Challenge:
What follows is a block of records; reproduce all of it verbatim.

Data supplied:
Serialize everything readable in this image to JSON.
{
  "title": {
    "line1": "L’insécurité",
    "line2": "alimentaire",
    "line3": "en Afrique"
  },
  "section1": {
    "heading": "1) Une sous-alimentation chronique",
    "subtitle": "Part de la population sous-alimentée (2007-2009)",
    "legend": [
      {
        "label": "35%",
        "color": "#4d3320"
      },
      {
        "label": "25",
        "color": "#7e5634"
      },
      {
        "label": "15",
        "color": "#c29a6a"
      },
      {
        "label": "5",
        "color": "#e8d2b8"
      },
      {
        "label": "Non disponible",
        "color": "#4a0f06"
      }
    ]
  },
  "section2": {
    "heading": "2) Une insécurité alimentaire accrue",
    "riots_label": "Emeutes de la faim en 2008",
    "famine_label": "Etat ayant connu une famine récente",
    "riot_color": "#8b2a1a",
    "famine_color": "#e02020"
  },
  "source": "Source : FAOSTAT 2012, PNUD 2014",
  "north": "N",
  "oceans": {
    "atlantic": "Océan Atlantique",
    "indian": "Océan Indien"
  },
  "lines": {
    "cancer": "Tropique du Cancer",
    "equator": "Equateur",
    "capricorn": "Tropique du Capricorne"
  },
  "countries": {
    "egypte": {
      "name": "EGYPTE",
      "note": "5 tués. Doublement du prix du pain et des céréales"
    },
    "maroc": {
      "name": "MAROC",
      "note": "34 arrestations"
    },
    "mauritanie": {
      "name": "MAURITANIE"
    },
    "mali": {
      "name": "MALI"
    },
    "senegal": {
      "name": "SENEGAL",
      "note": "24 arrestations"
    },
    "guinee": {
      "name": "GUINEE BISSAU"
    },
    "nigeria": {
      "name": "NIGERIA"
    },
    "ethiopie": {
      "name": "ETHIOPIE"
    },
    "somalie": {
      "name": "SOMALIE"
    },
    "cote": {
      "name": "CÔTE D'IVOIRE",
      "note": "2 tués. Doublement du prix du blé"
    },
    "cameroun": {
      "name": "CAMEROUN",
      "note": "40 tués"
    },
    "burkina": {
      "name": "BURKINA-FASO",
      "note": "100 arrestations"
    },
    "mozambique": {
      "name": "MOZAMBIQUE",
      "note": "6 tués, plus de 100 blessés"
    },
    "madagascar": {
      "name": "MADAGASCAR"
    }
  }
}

Task output:
Serialize everything readable in this image to JSON.
{
  "title": {
    "line1": "L’insécurité",
    "line2": "alimentaire",
    "line3": "en Afrique"
  },
  "section1": {
    "heading": "1) Une sous-alimentation chronique",
    "subtitle": "Part de la population sous-alimentée (2007-2009)",
    "legend": [
      {
        "label": "35%",
        "color": "#4d3320"
      },
      {
        "label": "25",
        "color": "#7e5634"
      },
      {
        "label": "15",
        "color": "#c29a6a"
      },
      {
        "label": "5",
        "color": "#e8d2b8"
      },
      {
        "label": "Non disponible",
        "color": "#4a0f06"
      }
    ]
  },
  "section2": {
    "heading": "2) Une insécurité alimentaire accrue",
    "riots_label": "Emeutes de la faim en 2008",
    "famine_label": "Etat ayant connu une famine récente",
    "riot_color": "#8b2a1a",
    "famine_color": "#e02020"
  },
  "source": "Source : FAOSTAT 2012, PNUD 2014",
  "north": "N",
  "oceans": {
    "atlantic": "Océan Atlantique",
    "indian": "Océan Indien"
  },
  "lines": {
    "cancer": "Tropique du Cancer",
    "equator": "Equateur",
    "capricorn": "Tropique du Capricorne"
  },
  "countries": {
    "egypte": {
      "name": "EGYPTE",
      "note": "5 tués. Doublement du prix du pain et des céréales"
    },
    "maroc": {
      "name": "MAROC",
      "note": "34 arrestations"
    },
    "mauritanie": {
      "name": "MAURITANIE"
    },
    "mali": {
      "name": "MALI"
    },
    "senegal": {
      "name": "SENEGAL",
      "note": "24 arrestations"
    },
    "guinee": {
      "name": "GUINEE BISSAU"
    },
    "nigeria": {
      "name": "NIGERIA"
    },
    "ethiopie": {
      "name": "ETHIOPIE"
    },
    "somalie": {
      "name": "SOMALIE"
    },
    "cote": {
      "name": "CÔTE D'IVOIRE",
      "note": "2 tués. Doublement du prix du blé"
    },
    "cameroun": {
      "name": "CAMEROUN",
      "note": "40 tués"
    },
    "burkina": {
      "name": "BURKINA-FASO",
      "note": "100 arrestations"
    },
    "mozambique": {
      "name": "MOZAMBIQUE",
      "note": "6 tués, plus de 100 blessés"
    },
    "madagascar": {
      "name": "MADAGASCAR"
    }
  }
}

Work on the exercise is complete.